WHAT TO WORK ON:
• a. Print the stretch of the article on Saharan dust in Texas from "Every now and" through "of Arabia proportions." with its wording unchanged.
• b. In the article on Saharan dust in Texas, what position does Bob Rose hold?
• c. From Bob Rose's quoted statement in the article on Saharan dust in Texas, list every place he says the trade winds carry the dust across, through, or to.

Feel Dusty in Here? Texas Gets a Visit From the Sahara

Photo by DESIREE MARTIN/AFP/Getty Images

Texas isn't the only place that gets a visit from Saharan dust. In this photo, dust and mist from the Sirocco, a Mediterranean wind that comes from the Sahara, obscure the moon above the Spanish Canary island of Tenerife on March 9, 2011.

If the sky looked a little hazier here in Texas over the weekend, it’s not necessarily air pollution you were seeing. Rather it was likely the result of extreme weather a half a world away.

Every now and again, massive sandstorms kick up in the Saharan Desert. That would normally go unnoticed in Central Texas, except when the dust from those storms is picked up by Atlantic trade winds, as it is around this time every year.

“And these trade winds will actually transport the dust all the way across the Atlantic all the way through the Caribbean, all the way through the Gulf of Mexico, and they then end up in Texas,” says Bob Rose, chief meteorologist for the Lower Colorado River Authority. He says that’s what happened this past weekend.

Now, to be clear, the dust we’re talking about is only a fraction of the circumference of a human hair. So that’s why we didn’t see a sandstorm of Lawrence of Arabia proportions.

But you may have noticed hazier skies. Tim Oram with the national weather service says that the annual event does serve as a reminder of how interconnected we all are.

“In the Pacific Northwest they’ll see the dust from China. Our weather influences other peoples weather as well,” Oram says.

The Saharan dust is expected to blow past us and into the Midwest by the beginning of this week.

Comments

  • BreatheEasy

    The fact that the dust is so small you can’t see it is not a good thing. The smaller the particles, the deeper they go into your lungs. Not good news for people with asthma or any other respiratory illness.

STORED DATA:
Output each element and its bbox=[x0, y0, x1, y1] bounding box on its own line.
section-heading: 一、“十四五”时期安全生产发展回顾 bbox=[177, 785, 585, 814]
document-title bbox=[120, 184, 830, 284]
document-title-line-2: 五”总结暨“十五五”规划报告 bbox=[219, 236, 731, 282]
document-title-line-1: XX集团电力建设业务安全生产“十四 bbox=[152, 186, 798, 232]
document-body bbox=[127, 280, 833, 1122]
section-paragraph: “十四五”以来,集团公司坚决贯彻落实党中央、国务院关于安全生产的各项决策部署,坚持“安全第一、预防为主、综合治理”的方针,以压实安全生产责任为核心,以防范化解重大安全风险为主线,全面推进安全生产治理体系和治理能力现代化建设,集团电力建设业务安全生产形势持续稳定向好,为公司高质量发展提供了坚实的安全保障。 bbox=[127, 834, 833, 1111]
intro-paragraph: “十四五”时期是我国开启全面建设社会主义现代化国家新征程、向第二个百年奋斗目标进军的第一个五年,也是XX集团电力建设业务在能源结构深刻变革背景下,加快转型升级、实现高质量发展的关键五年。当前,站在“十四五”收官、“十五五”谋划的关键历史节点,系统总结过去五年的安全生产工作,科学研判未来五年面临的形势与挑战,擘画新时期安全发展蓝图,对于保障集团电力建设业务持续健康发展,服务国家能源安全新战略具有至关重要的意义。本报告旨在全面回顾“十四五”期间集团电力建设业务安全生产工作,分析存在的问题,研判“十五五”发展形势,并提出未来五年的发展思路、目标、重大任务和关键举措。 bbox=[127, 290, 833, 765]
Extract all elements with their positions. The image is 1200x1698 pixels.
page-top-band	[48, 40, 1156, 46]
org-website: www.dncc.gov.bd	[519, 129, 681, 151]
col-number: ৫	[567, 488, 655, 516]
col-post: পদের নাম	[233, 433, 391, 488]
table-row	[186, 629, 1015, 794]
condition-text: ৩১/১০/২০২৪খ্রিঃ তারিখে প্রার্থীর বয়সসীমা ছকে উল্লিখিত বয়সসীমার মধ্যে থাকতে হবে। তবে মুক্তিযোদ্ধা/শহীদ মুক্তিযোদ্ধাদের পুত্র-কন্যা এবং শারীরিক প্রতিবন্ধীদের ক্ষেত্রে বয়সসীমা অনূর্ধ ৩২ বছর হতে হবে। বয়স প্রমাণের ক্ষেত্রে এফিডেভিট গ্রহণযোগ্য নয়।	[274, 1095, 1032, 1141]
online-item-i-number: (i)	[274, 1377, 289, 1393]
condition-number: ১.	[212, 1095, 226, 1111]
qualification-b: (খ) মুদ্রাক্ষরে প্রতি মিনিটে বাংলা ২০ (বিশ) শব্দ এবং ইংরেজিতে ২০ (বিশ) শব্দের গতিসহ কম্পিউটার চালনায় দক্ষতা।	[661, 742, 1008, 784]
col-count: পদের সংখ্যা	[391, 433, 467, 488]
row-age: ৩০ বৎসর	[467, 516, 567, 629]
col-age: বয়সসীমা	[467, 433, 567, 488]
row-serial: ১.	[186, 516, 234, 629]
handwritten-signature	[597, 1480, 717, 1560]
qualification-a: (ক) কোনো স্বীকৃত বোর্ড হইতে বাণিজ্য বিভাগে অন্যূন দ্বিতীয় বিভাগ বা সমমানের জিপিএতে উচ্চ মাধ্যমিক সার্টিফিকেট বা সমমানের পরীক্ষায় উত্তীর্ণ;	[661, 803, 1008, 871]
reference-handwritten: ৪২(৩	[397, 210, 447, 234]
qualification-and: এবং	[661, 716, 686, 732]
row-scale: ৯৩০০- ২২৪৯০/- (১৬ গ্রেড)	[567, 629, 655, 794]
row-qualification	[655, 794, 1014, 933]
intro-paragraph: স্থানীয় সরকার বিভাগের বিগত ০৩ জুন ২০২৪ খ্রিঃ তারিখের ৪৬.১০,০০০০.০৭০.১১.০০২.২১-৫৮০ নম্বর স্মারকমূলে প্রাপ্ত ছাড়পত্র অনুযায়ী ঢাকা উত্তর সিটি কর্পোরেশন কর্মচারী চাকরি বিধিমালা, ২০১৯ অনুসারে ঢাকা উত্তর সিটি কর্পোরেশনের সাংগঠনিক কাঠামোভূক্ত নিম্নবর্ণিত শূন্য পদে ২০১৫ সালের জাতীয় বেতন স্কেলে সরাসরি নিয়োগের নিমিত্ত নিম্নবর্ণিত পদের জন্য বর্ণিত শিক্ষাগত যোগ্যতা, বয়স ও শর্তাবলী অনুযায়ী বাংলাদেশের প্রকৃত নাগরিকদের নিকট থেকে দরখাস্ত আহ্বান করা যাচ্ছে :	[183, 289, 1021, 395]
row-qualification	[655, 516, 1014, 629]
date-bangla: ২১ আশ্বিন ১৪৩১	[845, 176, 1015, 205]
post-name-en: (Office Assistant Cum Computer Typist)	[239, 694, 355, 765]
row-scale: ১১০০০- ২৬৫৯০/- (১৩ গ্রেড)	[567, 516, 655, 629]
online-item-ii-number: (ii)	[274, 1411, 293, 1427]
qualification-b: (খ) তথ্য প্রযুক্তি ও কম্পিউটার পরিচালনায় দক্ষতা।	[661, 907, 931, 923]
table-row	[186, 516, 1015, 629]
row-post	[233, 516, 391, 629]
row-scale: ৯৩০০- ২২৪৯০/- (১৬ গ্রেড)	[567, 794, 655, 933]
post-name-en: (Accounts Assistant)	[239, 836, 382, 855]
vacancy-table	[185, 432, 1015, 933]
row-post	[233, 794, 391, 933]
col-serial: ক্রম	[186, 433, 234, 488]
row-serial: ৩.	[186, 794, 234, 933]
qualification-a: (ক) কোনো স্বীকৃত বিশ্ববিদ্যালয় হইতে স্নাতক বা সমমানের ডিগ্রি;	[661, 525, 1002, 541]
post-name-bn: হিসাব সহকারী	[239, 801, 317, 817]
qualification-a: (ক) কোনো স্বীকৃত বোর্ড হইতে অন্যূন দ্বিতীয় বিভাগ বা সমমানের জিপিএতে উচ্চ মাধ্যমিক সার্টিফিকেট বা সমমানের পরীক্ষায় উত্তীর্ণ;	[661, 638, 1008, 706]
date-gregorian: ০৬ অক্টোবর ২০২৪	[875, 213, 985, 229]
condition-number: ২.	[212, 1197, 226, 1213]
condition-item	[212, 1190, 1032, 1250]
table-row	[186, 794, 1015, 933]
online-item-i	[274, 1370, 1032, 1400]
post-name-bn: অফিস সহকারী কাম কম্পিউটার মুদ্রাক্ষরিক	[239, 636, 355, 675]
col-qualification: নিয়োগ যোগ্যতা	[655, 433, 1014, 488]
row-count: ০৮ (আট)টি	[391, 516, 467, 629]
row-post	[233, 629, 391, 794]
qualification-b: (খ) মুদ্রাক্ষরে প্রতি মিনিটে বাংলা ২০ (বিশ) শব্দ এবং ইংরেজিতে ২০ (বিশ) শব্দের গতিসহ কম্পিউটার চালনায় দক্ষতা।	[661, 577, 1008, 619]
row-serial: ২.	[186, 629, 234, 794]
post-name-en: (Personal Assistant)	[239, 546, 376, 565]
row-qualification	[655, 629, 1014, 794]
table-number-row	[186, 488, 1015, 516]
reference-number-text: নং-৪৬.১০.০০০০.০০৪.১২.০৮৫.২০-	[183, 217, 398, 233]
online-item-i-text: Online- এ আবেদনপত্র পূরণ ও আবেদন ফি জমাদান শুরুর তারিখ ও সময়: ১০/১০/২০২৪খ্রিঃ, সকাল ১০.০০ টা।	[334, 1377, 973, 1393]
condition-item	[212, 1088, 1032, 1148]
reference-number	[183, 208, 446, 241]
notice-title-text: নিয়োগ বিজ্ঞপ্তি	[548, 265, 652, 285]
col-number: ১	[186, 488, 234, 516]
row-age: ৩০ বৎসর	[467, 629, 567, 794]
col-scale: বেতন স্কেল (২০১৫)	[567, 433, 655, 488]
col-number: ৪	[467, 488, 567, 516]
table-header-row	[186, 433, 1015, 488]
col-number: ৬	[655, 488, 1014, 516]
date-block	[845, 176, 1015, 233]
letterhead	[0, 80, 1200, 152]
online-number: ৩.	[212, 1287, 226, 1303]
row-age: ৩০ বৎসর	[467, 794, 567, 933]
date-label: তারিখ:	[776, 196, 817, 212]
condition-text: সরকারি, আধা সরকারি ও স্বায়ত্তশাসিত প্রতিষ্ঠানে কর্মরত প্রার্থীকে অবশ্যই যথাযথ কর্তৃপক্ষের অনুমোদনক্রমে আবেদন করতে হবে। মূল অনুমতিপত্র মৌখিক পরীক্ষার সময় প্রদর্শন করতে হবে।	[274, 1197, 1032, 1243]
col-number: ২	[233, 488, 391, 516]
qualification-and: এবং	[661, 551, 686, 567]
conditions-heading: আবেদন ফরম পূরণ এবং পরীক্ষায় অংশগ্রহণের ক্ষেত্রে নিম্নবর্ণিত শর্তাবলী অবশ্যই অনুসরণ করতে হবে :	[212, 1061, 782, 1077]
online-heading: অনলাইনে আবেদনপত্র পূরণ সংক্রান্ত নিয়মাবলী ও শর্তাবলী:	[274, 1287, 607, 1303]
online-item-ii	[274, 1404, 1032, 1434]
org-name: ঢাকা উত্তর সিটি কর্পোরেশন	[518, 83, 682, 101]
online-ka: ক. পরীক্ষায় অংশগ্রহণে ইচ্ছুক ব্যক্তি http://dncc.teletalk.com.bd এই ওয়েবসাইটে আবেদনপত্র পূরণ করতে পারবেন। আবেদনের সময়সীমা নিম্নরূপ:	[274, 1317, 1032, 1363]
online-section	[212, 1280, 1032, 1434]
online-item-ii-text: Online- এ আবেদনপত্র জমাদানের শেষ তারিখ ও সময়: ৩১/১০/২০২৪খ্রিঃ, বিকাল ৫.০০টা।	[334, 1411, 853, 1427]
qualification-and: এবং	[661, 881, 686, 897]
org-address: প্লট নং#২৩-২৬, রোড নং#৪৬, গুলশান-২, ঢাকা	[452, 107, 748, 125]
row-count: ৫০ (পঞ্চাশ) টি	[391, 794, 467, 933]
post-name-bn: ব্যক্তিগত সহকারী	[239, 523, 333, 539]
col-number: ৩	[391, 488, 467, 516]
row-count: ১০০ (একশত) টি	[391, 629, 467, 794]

ANSWERS IN ORDER:
• a.
Every now and again, massive sandstorms kick up in the Saharan Desert. That would normally go unnoticed in Central Texas, except when the dust from those storms is picked up by Atlantic trade winds, as it is around this time every year.

“And these trade winds will actually transport the dust all the way across the Atlantic all the way through the Caribbean, all the way through the Gulf of Mexico, and they then end up in Texas,” says Bob Rose, chief meteorologist for the Lower Colorado River Authority. He says that’s what happened this past weekend.

Now, to be clear, the dust we’re talking about is only a fraction of the circumference of a human hair. So that’s why we didn’t see a sandstorm of Lawrence of Arabia proportions.

• b. He is chief meteorologist for the Lower Colorado River Authority.

• c.
- The Atlantic
- The Caribbean
- The Gulf of Mexico
- Texas